• Task details:
Write out the entries verbatim and leave the images out of the copy.
───── Record list ─────
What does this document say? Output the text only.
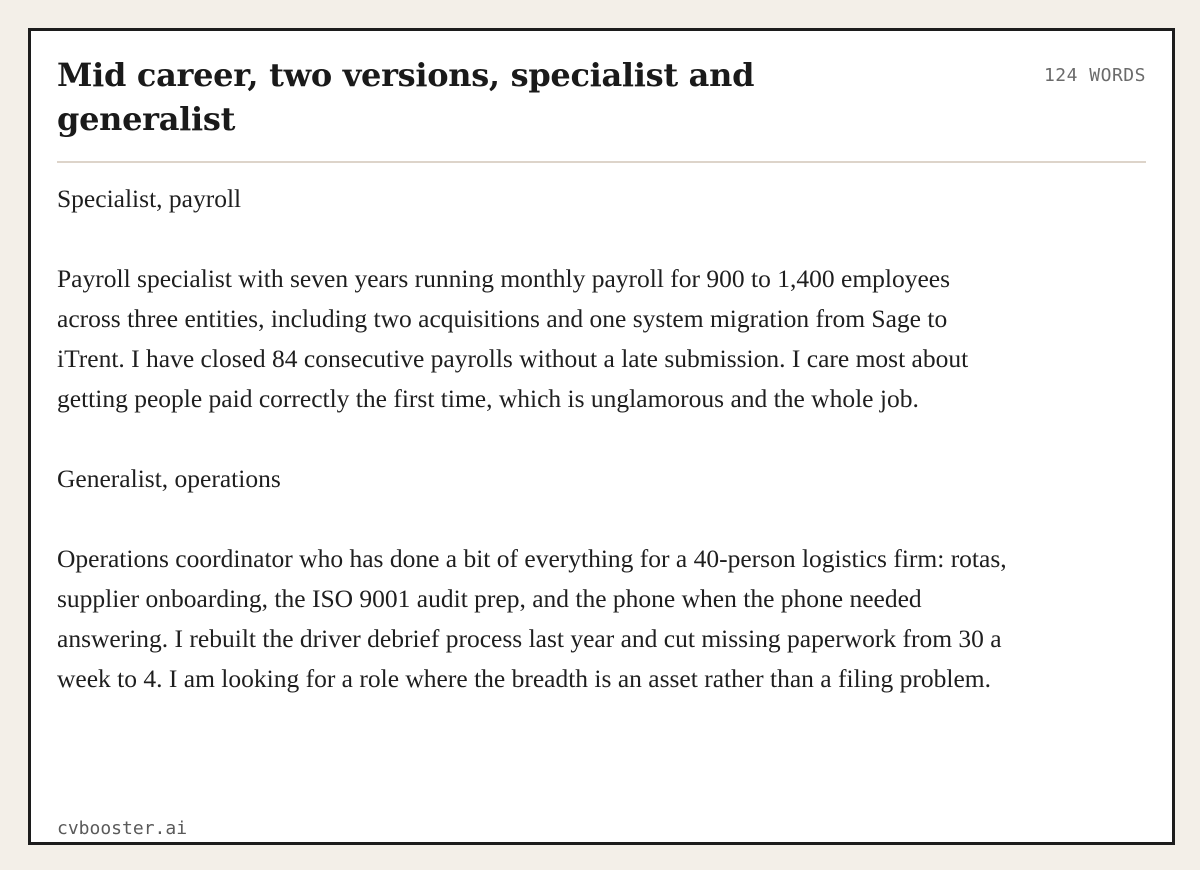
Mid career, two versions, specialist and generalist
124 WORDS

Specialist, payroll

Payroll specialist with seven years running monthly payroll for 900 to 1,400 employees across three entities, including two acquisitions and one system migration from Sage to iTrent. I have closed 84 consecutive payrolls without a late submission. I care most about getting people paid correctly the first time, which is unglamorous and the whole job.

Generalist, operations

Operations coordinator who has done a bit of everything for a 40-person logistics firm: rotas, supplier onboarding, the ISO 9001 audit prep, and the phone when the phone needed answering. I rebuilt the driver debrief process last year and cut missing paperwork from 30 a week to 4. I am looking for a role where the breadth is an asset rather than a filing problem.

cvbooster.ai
─────
• Worked solution:
What does this document say? Output the text only.
Mid career, two versions, specialist and generalist
124 WORDS

Specialist, payroll

Payroll specialist with seven years running monthly payroll for 900 to 1,400 employees across three entities, including two acquisitions and one system migration from Sage to iTrent. I have closed 84 consecutive payrolls without a late submission. I care most about getting people paid correctly the first time, which is unglamorous and the whole job.

Generalist, operations

Operations coordinator who has done a bit of everything for a 40-person logistics firm: rotas, supplier onboarding, the ISO 9001 audit prep, and the phone when the phone needed answering. I rebuilt the driver debrief process last year and cut missing paperwork from 30 a week to 4. I am looking for a role where the breadth is an asset rather than a filing problem.

cvbooster.ai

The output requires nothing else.